◆ **WHAT THE TASK REQUIRES**: Wherever "neuesten" appears in a line, copy that line.

◆ **DATA IN THIS EXERCISE**:
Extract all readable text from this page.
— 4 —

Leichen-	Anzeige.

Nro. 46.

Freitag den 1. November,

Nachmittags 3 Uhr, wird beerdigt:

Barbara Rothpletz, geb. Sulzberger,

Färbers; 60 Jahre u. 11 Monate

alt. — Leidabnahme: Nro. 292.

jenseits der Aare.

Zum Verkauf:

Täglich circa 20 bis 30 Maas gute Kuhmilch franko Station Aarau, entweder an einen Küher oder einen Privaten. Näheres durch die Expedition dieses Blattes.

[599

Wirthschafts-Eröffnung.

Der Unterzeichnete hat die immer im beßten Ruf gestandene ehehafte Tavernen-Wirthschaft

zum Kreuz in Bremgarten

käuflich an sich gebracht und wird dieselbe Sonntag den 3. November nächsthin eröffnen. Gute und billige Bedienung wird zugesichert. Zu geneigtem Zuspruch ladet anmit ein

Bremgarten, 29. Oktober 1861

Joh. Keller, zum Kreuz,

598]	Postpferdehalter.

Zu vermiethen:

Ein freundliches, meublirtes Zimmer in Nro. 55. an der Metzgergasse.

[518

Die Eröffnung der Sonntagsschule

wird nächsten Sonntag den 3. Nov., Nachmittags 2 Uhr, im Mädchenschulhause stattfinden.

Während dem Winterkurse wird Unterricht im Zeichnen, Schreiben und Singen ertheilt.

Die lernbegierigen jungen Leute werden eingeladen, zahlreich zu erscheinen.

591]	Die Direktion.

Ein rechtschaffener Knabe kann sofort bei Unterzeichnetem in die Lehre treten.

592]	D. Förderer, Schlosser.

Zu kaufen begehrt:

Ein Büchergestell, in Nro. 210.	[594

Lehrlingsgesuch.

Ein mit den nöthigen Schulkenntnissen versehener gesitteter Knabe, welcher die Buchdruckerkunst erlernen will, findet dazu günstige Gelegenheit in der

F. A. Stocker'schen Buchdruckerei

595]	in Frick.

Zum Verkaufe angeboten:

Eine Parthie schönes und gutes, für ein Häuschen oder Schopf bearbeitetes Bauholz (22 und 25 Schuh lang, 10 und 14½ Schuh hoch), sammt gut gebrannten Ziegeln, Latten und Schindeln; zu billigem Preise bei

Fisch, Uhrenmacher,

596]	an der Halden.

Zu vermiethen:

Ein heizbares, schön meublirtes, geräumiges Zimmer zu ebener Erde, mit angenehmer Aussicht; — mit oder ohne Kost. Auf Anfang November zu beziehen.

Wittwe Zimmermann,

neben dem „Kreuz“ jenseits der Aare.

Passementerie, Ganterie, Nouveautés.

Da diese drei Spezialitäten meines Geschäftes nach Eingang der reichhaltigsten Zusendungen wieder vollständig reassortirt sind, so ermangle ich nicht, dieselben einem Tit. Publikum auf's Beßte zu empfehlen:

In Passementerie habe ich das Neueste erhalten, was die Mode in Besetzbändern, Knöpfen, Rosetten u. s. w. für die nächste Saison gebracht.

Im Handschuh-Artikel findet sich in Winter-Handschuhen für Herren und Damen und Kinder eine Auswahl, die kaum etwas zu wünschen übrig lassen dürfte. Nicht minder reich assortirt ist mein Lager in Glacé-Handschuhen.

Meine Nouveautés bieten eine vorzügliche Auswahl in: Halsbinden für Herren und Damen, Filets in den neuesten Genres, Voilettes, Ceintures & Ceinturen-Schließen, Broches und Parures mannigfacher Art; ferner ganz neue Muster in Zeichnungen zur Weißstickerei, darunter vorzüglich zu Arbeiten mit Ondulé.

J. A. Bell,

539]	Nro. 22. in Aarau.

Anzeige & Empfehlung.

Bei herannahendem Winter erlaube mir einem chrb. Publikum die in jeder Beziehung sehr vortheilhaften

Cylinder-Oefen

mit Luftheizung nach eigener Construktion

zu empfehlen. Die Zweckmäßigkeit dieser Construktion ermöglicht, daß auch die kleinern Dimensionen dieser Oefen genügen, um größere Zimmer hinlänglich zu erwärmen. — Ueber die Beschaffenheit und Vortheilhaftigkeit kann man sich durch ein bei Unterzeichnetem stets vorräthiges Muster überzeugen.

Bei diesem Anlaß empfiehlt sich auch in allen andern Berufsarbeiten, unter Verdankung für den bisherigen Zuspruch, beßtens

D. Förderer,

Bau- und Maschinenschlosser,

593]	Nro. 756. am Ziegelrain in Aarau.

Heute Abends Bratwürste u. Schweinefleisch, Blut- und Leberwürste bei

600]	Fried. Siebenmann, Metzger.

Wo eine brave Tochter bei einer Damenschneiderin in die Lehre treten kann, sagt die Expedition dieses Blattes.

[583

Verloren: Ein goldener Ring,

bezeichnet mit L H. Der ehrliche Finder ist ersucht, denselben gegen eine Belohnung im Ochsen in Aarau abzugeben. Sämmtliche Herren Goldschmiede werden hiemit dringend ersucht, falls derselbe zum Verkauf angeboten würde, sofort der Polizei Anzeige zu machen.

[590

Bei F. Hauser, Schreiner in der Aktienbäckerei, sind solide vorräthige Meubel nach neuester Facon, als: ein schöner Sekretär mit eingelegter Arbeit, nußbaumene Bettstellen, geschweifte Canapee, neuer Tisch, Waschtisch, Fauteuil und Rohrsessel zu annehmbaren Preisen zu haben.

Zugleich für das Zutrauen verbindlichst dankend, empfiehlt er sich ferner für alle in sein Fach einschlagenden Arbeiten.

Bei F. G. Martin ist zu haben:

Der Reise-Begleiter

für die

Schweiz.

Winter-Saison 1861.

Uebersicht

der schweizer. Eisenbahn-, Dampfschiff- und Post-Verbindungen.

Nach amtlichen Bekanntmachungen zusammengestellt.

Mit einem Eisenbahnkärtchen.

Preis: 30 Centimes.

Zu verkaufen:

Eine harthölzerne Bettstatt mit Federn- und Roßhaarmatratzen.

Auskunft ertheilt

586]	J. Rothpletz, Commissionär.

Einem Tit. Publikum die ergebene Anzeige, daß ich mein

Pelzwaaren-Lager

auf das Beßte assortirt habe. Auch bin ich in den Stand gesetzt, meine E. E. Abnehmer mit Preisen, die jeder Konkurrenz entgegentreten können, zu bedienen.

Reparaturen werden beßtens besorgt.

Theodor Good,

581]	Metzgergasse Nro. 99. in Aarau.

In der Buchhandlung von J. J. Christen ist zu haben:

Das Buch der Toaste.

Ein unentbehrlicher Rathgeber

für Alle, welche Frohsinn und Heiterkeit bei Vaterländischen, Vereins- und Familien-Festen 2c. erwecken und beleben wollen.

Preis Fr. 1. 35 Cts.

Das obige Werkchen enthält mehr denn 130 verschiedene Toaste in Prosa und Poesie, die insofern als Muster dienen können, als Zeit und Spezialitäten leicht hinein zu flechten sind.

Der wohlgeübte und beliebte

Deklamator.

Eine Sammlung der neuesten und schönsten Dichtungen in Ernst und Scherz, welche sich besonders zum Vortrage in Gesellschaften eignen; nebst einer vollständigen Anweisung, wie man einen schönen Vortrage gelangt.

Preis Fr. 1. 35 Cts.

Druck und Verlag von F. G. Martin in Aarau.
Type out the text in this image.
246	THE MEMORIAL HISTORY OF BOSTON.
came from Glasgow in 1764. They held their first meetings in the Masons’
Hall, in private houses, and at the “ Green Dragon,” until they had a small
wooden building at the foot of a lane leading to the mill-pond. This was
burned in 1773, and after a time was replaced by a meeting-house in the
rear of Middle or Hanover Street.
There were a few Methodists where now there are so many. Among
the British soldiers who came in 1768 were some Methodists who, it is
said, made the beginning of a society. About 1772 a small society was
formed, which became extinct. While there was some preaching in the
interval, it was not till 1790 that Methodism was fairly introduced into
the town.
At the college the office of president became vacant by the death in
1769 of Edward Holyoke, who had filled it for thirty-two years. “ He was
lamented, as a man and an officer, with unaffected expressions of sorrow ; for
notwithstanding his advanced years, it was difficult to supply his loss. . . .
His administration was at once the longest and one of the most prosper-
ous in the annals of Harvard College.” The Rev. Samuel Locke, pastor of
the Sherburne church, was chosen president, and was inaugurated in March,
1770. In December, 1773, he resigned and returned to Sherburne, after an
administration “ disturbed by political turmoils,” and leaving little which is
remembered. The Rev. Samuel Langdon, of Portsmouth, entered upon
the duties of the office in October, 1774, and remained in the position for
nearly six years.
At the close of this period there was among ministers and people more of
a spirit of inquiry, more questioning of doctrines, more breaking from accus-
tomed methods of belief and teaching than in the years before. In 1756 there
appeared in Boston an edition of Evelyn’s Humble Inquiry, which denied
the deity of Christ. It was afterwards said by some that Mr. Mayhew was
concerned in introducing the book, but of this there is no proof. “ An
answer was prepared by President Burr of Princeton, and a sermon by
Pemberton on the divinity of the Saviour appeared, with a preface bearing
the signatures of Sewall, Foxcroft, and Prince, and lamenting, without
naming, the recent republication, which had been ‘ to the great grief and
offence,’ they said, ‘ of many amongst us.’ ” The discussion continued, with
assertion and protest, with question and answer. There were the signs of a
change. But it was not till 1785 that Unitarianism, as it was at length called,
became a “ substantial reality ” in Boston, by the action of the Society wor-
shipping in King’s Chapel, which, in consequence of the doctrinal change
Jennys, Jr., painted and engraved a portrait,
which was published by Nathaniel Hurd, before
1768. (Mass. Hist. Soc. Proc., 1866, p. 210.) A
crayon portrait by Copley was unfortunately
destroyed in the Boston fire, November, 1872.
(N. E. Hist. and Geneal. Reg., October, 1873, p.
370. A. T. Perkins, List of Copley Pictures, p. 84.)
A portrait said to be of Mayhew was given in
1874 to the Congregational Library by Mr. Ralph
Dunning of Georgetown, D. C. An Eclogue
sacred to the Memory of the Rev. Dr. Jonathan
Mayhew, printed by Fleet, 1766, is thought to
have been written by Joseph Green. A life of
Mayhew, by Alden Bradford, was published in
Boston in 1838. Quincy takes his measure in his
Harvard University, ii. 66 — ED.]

◆ **COMPLETE ANSWER**:
Meine Nouveautés bieten eine vorzügliche Auswahl in: Halsbinden für Herren und Damen, Filets in den neuesten Genres, Voilettes, Ceintures & Ceinturen-Schließen, Broches und Parures mannigfacher Art; ferner ganz neue Muster in Zeichnungen zur Weißstickerei, darunter vorzüglich zu Arbeiten mit Ondulé.
Eine Sammlung der neuesten und schönsten Dichtungen in Ernst und Scherz, welche sich besonders zum Vortrage in Gesellschaften eignen; nebst einer vollständigen Anweisung, wie man einen schönen Vortrage gelangt.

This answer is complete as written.